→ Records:
◆ ◆ ◆

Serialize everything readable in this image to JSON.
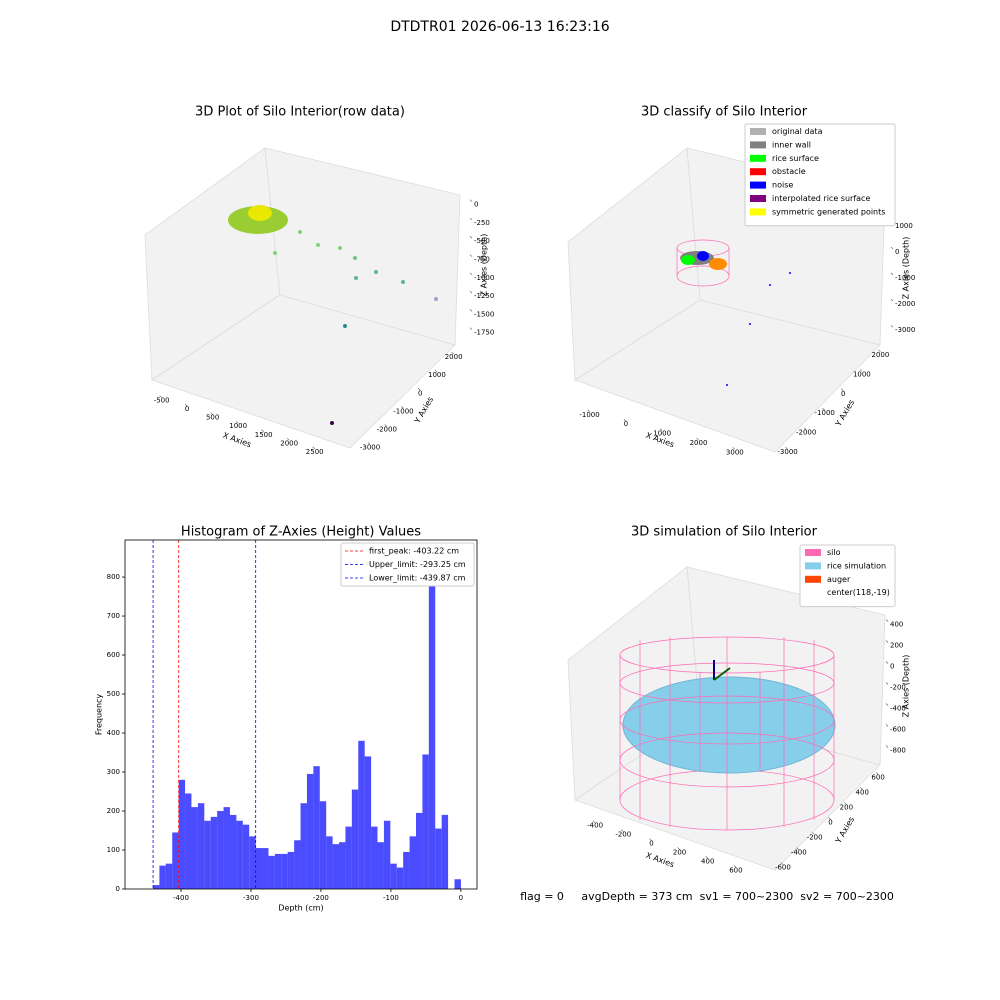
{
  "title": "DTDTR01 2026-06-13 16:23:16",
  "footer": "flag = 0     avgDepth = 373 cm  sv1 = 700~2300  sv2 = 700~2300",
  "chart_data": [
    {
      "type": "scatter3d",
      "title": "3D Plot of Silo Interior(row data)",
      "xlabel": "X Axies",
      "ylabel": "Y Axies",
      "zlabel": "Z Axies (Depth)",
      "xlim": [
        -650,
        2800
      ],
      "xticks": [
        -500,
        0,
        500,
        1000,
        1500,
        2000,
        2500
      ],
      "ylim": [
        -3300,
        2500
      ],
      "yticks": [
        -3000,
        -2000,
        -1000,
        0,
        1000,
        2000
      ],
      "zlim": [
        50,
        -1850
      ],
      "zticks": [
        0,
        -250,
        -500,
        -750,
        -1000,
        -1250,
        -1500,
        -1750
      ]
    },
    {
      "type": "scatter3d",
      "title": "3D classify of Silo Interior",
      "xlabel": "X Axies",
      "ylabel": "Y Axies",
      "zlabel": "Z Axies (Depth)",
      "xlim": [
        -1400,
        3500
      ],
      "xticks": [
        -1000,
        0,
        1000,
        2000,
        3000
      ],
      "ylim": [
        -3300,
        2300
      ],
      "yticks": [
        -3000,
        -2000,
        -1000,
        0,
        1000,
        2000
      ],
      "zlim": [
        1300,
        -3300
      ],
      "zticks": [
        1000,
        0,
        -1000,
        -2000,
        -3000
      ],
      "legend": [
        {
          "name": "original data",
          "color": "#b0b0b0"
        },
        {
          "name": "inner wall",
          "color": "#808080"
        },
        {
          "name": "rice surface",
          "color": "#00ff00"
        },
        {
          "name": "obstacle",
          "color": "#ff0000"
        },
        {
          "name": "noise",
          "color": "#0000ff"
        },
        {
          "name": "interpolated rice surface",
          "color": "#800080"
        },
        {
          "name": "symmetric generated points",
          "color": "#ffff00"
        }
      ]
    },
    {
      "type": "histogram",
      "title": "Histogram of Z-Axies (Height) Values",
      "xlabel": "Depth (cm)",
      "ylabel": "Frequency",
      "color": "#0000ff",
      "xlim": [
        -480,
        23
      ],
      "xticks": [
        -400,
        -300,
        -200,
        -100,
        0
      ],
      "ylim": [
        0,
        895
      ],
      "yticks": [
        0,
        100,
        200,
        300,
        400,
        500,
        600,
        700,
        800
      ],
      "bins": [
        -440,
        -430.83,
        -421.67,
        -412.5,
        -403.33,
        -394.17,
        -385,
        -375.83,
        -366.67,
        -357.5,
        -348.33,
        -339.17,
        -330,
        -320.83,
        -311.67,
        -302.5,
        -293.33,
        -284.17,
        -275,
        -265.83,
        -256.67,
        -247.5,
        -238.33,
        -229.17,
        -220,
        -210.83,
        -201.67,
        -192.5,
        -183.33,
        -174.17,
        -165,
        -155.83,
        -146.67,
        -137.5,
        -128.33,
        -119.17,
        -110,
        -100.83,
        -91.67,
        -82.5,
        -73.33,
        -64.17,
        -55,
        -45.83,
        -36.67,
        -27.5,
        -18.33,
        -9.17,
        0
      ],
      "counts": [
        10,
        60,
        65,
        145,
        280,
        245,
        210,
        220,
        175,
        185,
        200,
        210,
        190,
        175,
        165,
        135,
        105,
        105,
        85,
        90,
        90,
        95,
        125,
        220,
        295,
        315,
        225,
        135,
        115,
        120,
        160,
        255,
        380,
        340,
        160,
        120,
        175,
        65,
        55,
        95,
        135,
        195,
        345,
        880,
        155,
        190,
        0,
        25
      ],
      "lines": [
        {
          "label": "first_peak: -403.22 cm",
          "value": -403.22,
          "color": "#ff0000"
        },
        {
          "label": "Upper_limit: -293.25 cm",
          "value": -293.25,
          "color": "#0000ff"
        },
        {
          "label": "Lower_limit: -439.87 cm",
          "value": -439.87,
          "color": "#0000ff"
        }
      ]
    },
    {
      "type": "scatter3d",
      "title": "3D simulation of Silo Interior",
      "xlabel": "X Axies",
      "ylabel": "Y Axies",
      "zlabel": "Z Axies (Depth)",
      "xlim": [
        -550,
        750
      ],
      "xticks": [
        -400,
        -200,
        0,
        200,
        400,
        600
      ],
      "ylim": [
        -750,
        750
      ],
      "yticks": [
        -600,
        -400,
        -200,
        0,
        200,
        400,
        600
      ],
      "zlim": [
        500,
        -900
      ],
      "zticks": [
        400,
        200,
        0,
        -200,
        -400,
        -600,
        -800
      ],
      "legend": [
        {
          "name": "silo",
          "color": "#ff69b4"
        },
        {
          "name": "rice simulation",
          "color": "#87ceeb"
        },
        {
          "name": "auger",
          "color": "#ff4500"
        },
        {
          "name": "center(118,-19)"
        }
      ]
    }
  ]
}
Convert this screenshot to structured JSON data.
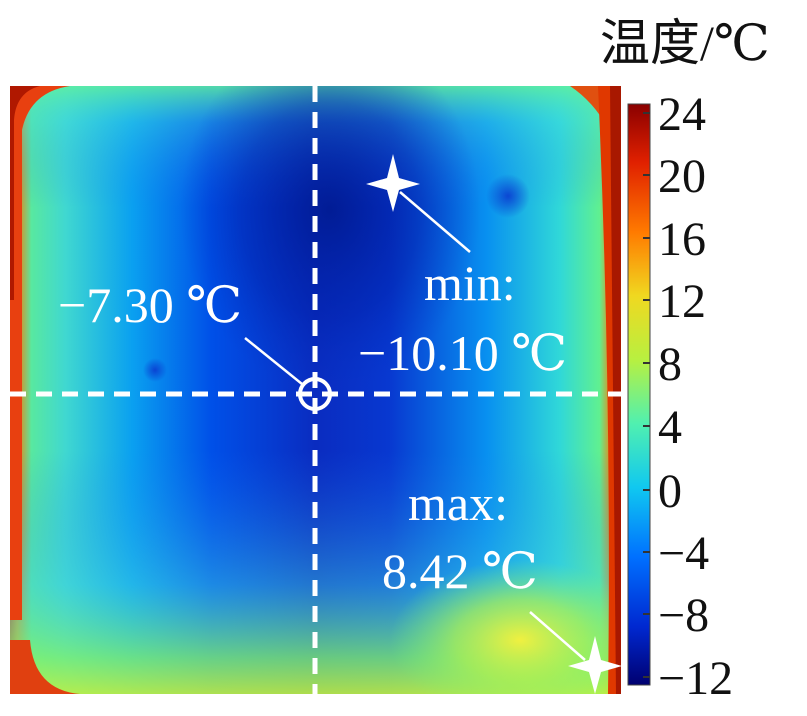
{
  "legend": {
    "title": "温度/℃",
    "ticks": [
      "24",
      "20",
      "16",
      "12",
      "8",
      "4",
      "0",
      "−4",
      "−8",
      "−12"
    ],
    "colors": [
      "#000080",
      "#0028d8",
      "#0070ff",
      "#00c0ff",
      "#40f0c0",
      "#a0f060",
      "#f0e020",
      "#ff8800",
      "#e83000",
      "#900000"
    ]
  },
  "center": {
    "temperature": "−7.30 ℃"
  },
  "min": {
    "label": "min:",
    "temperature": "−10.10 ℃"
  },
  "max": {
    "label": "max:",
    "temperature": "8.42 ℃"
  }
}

◆ ◆ ◆

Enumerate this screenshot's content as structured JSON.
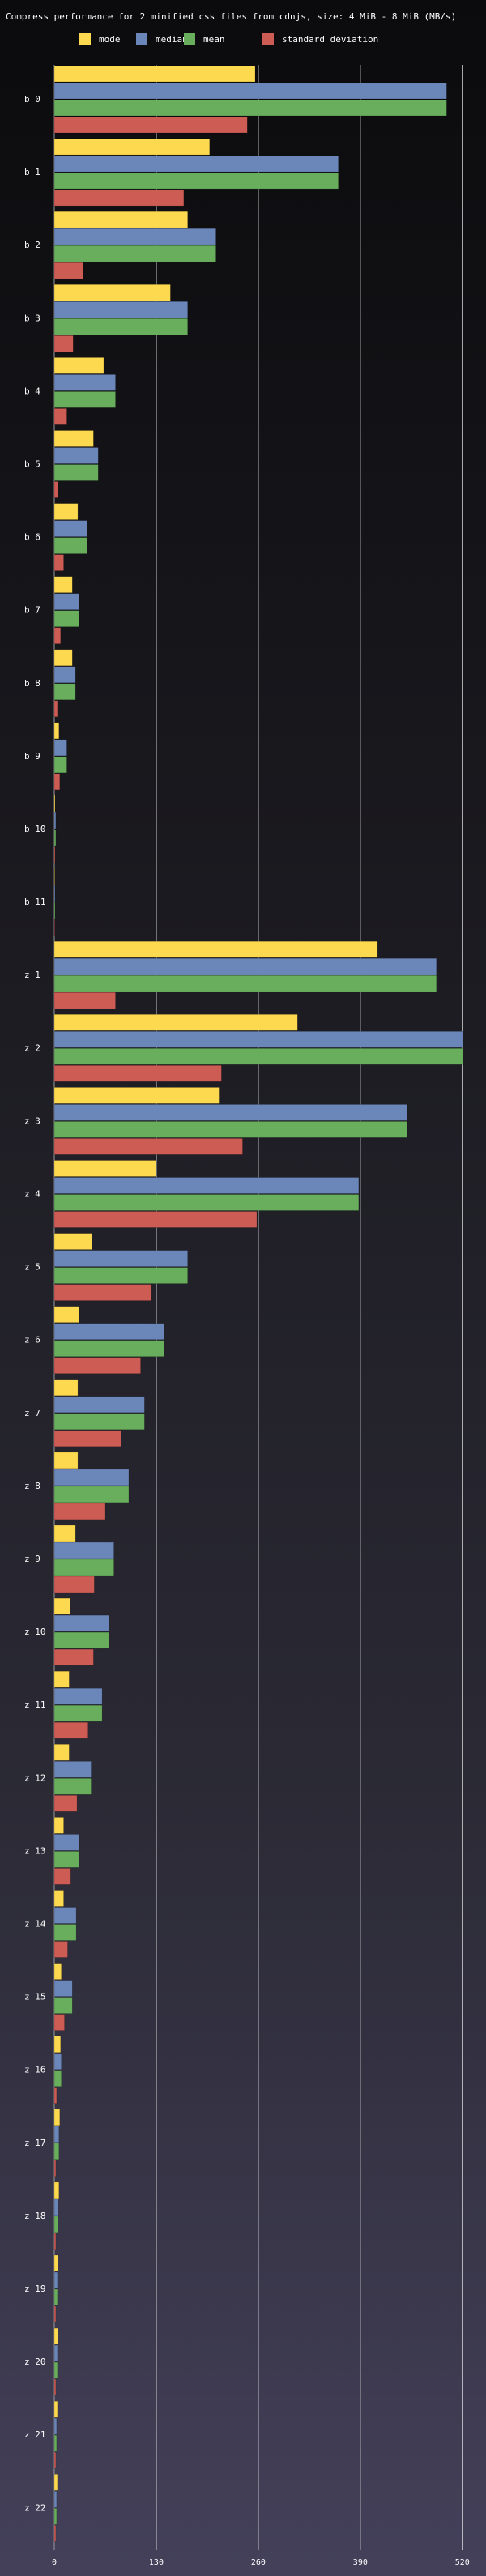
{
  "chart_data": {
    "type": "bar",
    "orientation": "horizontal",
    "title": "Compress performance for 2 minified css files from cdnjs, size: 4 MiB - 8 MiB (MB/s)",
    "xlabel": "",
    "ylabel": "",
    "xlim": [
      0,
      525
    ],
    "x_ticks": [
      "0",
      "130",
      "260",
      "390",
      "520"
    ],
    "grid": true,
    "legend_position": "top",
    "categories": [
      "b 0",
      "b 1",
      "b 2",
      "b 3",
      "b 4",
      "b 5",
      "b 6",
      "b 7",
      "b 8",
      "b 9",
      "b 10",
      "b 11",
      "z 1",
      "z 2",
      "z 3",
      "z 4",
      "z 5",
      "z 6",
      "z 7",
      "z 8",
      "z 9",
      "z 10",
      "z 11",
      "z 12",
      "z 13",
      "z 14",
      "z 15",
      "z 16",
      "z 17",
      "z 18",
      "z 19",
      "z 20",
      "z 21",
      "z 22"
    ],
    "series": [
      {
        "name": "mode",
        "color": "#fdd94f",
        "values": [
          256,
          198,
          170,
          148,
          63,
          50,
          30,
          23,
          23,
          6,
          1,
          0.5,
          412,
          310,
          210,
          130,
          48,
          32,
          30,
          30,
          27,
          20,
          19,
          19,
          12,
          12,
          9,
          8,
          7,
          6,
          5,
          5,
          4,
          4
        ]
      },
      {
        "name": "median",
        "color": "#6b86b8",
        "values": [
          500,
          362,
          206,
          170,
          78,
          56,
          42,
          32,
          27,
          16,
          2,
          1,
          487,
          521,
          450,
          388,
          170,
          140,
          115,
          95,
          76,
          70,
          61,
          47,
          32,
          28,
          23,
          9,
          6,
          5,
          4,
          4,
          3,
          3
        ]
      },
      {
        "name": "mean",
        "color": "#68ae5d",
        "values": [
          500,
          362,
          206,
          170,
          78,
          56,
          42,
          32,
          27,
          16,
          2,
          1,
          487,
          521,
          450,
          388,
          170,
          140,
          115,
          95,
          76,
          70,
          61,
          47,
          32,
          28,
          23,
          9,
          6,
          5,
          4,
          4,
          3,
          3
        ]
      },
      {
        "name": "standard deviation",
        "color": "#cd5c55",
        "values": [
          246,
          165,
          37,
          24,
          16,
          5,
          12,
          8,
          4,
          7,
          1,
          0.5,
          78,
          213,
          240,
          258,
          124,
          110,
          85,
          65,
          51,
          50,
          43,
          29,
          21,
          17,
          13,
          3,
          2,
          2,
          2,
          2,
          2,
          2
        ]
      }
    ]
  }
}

◆ ◆ ◆

→ Required task: Read the entries above, then pull out the lines that include "Interior".

→ Finished task:
      "title": "3D Plot of Silo Interior(row data)",
      "title": "3D classify of Silo Interior",
      "title": "3D simulation of Silo Interior",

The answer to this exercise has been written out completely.